◆ Stated problem
Among the records below, find each line that includes the string "vertex" and copy it.

◆ Data lines
|---|

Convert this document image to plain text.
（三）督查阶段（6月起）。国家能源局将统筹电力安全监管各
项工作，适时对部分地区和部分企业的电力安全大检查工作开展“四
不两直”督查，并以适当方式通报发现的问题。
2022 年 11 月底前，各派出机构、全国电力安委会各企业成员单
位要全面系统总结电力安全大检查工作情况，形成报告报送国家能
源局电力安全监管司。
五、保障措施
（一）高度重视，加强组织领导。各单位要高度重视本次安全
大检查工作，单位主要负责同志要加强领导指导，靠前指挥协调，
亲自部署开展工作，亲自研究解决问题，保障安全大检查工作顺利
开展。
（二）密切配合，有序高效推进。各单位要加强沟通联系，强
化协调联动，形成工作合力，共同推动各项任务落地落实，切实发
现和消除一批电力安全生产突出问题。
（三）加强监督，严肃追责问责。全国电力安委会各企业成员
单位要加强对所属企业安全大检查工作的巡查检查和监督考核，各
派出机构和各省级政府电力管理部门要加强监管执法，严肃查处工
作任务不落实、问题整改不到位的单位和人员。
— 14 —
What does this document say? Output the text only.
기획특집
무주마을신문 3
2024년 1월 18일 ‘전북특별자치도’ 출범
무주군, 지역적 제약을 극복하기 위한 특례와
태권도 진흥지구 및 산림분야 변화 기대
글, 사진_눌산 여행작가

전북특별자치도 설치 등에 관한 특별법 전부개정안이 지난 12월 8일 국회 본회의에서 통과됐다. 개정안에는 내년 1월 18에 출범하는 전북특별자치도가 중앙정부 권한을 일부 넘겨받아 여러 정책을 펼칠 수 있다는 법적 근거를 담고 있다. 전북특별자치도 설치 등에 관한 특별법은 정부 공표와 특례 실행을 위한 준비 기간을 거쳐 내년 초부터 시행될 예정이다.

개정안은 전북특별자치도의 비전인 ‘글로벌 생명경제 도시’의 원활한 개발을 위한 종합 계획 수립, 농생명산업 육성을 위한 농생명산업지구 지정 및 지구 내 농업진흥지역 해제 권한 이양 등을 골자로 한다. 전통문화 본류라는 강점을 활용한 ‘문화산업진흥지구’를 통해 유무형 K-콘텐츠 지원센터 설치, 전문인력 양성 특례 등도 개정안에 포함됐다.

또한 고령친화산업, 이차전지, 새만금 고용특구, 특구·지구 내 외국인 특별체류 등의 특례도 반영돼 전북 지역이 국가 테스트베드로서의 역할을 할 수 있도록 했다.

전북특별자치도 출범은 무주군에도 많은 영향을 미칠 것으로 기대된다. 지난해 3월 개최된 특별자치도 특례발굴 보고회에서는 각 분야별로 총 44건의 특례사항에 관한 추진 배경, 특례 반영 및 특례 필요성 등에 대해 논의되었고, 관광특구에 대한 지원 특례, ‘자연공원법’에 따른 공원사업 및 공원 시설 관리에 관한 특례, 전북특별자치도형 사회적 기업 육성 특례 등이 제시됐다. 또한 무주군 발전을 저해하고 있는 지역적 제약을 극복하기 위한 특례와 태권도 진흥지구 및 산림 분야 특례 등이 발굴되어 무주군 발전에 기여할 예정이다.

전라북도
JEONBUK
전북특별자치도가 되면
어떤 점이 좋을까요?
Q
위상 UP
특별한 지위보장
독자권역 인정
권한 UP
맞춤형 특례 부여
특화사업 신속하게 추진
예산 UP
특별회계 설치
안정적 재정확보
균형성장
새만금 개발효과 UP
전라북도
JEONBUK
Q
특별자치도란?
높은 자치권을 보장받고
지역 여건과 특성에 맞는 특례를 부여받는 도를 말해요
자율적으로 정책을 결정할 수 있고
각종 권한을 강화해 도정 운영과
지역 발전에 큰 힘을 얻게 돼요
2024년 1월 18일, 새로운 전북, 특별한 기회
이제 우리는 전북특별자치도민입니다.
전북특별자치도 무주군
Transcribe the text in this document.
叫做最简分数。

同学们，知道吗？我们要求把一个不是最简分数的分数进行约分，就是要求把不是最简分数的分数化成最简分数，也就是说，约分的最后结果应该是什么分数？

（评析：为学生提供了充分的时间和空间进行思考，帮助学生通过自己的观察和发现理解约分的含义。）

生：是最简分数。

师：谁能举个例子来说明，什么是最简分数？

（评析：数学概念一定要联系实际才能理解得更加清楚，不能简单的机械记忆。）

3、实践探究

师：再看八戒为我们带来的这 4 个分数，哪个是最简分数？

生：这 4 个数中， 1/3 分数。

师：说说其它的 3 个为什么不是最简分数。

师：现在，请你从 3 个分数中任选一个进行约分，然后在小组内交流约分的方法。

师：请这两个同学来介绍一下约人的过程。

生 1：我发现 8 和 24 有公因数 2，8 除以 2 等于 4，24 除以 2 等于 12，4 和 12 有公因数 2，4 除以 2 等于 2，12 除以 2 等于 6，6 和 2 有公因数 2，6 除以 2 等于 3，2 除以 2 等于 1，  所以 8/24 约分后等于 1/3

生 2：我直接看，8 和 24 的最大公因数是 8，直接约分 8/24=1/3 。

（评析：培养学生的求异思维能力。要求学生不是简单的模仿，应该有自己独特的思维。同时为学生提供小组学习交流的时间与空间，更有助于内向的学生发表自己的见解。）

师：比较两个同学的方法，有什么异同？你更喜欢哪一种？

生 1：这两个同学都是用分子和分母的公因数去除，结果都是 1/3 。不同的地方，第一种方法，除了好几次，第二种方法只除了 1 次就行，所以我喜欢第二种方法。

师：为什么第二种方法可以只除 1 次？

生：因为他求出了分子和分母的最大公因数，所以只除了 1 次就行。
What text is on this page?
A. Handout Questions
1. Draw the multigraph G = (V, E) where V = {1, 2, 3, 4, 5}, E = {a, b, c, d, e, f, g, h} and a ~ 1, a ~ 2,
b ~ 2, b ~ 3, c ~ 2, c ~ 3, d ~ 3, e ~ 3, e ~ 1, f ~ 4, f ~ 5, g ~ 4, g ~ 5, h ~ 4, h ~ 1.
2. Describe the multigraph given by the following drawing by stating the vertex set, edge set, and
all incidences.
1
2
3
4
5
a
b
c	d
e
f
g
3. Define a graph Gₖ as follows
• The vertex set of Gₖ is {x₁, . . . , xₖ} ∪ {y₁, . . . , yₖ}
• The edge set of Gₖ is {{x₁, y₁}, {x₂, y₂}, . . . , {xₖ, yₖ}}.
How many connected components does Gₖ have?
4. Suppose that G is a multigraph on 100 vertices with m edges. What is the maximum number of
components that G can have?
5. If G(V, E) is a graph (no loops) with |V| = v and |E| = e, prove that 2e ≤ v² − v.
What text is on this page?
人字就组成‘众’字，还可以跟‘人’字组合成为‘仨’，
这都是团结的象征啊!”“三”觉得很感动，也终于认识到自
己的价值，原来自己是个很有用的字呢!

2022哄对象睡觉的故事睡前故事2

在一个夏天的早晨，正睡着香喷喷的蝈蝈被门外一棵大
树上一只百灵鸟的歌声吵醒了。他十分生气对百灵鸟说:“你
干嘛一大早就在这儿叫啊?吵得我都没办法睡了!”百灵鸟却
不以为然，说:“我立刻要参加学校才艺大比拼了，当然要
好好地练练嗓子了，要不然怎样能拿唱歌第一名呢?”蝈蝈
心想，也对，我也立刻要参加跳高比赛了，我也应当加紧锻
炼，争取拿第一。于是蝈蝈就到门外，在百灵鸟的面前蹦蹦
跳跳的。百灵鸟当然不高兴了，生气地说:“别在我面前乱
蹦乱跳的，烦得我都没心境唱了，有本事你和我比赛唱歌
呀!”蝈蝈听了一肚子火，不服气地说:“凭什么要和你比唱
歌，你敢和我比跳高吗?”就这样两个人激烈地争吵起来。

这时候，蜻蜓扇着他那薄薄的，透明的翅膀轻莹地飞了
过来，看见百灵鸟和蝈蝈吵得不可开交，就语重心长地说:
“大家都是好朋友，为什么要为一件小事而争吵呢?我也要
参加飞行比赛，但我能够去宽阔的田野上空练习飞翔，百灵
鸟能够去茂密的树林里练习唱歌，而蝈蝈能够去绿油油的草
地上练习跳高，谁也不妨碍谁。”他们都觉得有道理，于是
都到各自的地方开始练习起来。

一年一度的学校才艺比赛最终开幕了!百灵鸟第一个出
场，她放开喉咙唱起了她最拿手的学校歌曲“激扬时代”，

|---|

◆ Result
2. Describe the multigraph given by the following drawing by stating the vertex set, edge set, and
• The vertex set of Gₖ is {x₁, . . . , xₖ} ∪ {y₁, . . . , yₖ}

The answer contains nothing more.